L’Italia ha introdotto le verifiche dal primo agosto per chi arriva dalla Spagna. Madrid ha risposto con controlli temporanei sui voli e sui collegamenti marittimi provenienti dall’Italia, in vigore fino alla mezzanotte del 7 settembre, salvo una revoca anticipata. Il rischio concreto, soprattutto nei giorni intorno al 15 agosto, riguarda eventuali code e tempi di sbarco più lunghi.

Quali controlli aspettano gli italiani diretti in Spagna

I cittadini italiani possono continuare a raggiungere la Spagna con la carta d’identità valida per l’espatrio oppure con il passaporto. Non devono chiedere alcun visto, compilare nuovi moduli o dimostrare le ragioni del viaggio. Il ripristino temporaneo dei controlli non modifica il diritto alla libera circolazione dei cittadini dell’Unione europea.

▶ **Cosa fare**:
Secondo il testo, fino a quando restano in vigore i controlli della Spagna su voli e collegamenti marittimi provenienti dall'Italia? Le voci non servono per rispondere.

▶ **Materiale fornito**:

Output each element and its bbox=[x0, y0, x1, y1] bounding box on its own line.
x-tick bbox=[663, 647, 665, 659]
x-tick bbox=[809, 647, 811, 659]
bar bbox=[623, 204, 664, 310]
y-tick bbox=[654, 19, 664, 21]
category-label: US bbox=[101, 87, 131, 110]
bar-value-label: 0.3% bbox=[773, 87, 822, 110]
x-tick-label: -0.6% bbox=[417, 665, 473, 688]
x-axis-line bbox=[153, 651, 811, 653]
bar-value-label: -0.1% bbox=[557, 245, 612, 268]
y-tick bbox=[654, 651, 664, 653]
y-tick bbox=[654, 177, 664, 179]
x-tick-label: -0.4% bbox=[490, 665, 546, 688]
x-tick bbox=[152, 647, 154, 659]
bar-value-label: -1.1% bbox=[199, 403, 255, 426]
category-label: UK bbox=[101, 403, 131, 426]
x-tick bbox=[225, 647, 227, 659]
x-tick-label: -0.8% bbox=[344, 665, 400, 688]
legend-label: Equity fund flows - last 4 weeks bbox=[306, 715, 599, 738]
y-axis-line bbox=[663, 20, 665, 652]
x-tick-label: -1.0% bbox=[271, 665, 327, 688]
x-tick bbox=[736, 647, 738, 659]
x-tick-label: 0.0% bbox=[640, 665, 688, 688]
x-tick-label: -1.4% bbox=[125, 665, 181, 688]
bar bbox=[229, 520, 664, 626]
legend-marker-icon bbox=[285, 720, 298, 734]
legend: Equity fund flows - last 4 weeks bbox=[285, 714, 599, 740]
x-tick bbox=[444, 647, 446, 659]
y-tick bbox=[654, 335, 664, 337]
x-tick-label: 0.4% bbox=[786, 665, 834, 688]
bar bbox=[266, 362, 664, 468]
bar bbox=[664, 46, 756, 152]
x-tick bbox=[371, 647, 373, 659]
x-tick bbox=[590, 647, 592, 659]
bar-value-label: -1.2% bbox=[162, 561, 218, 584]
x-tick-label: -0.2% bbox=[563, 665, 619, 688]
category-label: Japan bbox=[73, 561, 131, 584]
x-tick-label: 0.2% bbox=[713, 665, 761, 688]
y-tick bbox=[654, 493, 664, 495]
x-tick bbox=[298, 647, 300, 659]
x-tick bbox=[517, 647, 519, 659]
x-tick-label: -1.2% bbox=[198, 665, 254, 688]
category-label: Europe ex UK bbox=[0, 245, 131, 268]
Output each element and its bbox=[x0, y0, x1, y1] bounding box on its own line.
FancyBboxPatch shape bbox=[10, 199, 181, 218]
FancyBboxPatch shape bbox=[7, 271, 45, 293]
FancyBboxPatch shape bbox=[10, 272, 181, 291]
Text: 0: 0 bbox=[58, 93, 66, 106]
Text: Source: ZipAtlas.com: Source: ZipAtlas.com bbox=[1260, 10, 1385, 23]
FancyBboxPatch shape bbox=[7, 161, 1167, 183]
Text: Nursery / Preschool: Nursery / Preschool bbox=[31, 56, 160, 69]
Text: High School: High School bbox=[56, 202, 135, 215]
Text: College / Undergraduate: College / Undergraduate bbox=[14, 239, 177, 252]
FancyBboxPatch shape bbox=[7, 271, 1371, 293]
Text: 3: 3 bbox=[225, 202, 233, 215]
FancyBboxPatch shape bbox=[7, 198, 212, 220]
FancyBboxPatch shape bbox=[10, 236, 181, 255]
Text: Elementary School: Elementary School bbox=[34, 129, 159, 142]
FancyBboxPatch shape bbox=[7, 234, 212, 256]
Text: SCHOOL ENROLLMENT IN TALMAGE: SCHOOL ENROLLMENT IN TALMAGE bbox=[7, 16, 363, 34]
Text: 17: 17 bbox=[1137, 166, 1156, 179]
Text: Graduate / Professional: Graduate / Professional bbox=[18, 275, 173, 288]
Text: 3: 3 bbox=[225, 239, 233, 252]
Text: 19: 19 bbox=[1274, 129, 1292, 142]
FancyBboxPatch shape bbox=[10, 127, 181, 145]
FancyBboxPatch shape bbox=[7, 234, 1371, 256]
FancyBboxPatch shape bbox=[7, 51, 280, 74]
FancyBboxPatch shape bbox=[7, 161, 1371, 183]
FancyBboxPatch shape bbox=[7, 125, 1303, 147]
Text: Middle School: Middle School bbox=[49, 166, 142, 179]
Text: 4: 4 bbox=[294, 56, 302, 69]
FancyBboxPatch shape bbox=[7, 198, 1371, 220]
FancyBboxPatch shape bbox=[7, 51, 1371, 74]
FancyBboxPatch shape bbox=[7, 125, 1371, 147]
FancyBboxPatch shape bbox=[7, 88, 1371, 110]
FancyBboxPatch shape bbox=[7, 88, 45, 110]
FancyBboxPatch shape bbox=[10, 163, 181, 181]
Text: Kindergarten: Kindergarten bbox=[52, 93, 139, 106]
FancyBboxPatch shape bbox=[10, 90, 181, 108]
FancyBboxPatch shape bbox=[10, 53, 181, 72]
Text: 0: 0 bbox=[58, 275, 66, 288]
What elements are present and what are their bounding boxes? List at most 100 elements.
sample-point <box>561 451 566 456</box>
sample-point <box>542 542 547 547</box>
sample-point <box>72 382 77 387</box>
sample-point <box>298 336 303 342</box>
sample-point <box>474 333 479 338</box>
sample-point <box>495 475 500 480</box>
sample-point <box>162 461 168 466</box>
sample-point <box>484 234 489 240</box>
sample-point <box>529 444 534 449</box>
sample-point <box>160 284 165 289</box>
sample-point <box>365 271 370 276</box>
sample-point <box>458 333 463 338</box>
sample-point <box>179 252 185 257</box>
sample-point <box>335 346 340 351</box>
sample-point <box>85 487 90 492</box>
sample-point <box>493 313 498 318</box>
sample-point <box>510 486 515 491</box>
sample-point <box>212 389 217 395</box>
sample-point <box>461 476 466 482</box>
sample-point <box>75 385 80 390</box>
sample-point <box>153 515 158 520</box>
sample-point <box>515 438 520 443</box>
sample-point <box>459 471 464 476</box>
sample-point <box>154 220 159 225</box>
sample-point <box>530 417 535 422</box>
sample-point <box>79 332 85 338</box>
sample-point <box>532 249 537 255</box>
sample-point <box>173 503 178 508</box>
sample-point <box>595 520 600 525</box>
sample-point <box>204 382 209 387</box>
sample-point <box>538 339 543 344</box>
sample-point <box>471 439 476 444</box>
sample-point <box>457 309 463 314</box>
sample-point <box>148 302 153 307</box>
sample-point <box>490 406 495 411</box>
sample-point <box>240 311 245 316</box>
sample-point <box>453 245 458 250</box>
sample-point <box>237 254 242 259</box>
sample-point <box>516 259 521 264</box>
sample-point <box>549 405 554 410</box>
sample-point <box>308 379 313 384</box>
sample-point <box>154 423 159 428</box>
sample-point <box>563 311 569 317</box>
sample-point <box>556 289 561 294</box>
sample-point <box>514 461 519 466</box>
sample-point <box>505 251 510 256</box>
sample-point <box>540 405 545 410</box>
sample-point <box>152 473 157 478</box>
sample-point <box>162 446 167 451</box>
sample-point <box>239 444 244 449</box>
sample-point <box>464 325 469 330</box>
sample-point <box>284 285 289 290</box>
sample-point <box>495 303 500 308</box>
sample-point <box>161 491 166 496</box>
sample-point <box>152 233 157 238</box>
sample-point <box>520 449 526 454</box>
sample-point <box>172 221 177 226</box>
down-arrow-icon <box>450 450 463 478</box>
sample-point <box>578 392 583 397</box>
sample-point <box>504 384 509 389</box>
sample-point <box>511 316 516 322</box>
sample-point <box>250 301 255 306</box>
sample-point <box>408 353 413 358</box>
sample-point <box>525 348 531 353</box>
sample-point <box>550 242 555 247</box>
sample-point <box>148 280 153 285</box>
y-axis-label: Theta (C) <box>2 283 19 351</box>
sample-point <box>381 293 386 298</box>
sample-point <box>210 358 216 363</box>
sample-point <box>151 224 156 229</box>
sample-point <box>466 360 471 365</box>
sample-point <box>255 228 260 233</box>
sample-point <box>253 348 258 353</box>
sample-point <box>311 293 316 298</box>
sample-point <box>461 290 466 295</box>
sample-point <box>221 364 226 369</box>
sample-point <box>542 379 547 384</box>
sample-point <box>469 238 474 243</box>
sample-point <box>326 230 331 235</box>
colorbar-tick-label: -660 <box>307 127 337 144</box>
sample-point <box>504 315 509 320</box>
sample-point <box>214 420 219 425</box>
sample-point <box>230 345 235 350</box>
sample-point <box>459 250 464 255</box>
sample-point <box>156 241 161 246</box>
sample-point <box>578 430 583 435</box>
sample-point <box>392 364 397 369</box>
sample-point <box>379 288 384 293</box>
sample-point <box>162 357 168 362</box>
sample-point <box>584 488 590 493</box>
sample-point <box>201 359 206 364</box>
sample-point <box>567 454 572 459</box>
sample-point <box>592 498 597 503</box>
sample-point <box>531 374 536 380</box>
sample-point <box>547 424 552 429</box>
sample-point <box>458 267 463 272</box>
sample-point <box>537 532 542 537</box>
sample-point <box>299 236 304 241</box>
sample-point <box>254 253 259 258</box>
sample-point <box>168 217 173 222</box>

▶ **Risposta**:
Fino alla mezzanotte del 7 settembre, salvo una revoca anticipata.